--- Selected extract ---
2. Immediately take 10 minutes in your car, at the subway station or at a coffee shop to initiate your notebook. Name your notebook/journal. I might name mine Tess’ financial freedom journal or Tess’ path to$280,000 annual income diary or Tess’ Emancipation Documentation.  Once you’ve given your journal a name, write a brief statement of what you want to have happen for you in the next 90 days.

3. Date your first future entry, and name the topic on which you’ll write on that next entry date. By doing this, you are creating a sense of importance and making an appointment for some “you” time, and giving yourself something to ponder between your first and second journal entry.

4. Put your notebook/journal into your briefcase or purse. Knowing it’s in there will be a reminder of your appointment and a reminder to think about your next writing topic. I pre-name my blog topics so that I don’t experience writer’s block. If I give myself the direction of a topic to write on, I’m more likely to get right to it. My edits may be many, but putting the pen to paper is easy.

--- Excerpted data ---
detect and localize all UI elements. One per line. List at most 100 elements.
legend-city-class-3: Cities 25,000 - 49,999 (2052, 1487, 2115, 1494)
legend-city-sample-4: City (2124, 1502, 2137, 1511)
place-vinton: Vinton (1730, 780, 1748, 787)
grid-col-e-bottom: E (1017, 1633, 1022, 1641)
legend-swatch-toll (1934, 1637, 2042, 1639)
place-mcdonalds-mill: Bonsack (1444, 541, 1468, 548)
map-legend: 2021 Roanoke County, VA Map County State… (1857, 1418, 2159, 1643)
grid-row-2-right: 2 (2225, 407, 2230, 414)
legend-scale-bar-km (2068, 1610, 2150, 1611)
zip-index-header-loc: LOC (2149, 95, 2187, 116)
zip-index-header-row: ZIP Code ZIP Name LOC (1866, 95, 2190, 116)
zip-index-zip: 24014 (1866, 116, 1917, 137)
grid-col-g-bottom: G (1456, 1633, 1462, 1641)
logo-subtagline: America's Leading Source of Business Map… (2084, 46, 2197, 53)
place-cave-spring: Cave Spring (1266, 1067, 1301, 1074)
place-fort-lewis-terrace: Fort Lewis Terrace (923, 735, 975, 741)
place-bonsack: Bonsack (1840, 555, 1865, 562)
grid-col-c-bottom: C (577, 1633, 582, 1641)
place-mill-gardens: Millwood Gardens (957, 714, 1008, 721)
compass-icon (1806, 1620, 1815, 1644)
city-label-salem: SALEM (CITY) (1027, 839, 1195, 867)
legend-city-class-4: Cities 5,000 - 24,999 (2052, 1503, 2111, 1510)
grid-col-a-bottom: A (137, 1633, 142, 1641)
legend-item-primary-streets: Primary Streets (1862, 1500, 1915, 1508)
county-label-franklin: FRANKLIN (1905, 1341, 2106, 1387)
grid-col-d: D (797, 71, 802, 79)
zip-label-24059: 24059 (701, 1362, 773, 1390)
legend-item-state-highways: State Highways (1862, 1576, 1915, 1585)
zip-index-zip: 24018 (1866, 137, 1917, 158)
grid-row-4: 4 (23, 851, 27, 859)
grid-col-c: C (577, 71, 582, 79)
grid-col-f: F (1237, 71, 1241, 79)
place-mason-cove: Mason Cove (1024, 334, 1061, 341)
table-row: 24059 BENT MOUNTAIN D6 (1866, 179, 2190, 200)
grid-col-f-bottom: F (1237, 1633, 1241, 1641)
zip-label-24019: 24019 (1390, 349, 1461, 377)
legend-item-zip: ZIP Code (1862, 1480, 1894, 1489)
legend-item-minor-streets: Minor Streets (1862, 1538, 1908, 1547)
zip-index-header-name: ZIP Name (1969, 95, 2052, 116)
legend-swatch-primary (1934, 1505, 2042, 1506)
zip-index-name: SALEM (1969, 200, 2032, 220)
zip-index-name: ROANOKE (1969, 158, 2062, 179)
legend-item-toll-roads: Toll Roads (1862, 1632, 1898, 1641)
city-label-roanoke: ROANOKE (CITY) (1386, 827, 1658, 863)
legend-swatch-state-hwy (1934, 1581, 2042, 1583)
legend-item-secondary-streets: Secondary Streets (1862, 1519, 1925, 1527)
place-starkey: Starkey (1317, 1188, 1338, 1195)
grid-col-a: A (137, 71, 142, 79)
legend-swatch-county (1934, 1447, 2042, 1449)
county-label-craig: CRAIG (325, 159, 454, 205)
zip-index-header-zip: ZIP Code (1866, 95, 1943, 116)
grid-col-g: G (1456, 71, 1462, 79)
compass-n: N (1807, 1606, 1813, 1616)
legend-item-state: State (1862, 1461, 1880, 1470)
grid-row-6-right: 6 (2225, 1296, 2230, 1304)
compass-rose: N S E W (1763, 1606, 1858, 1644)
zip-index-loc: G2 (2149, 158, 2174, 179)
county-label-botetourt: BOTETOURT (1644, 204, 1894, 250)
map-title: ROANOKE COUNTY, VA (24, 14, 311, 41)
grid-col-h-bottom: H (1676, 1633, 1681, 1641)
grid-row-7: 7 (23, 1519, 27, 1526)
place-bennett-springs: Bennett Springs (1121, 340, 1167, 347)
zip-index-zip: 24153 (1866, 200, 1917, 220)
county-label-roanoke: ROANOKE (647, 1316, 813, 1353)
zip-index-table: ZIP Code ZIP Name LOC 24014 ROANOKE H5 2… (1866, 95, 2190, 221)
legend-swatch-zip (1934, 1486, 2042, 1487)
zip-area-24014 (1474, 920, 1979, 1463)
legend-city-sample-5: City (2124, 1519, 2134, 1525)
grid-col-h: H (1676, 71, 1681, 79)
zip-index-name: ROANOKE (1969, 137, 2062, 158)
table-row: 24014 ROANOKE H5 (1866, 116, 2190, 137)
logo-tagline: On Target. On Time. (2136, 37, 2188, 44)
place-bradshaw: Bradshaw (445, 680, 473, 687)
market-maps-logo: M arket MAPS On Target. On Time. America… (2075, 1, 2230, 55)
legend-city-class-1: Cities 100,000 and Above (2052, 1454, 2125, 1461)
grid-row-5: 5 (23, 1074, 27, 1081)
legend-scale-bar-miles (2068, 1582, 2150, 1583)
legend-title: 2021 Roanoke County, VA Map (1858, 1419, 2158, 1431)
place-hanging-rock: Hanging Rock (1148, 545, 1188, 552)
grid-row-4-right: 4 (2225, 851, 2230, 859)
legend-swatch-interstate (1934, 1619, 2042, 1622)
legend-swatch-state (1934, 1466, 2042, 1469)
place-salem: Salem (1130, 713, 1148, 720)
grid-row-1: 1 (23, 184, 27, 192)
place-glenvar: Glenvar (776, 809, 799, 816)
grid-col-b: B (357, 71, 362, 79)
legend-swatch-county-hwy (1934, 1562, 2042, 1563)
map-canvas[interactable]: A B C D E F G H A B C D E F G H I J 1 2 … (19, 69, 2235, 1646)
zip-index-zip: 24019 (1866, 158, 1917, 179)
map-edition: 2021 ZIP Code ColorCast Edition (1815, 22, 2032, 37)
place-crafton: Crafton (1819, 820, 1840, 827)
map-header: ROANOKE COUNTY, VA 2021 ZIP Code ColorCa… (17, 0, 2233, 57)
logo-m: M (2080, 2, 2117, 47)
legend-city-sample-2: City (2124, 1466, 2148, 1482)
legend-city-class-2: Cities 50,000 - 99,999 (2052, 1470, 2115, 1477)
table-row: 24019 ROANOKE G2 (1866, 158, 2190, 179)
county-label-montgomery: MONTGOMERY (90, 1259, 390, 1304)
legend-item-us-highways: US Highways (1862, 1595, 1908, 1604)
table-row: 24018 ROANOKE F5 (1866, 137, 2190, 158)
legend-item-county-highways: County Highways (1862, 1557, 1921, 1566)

--- Exercise requirements ---
According to the journaling steps, after naming the journal, how far ahead should the brief statement of what you want to happen look? The records have nothing to do with the journaling steps.

--- Solved exercise ---
The next 90 days.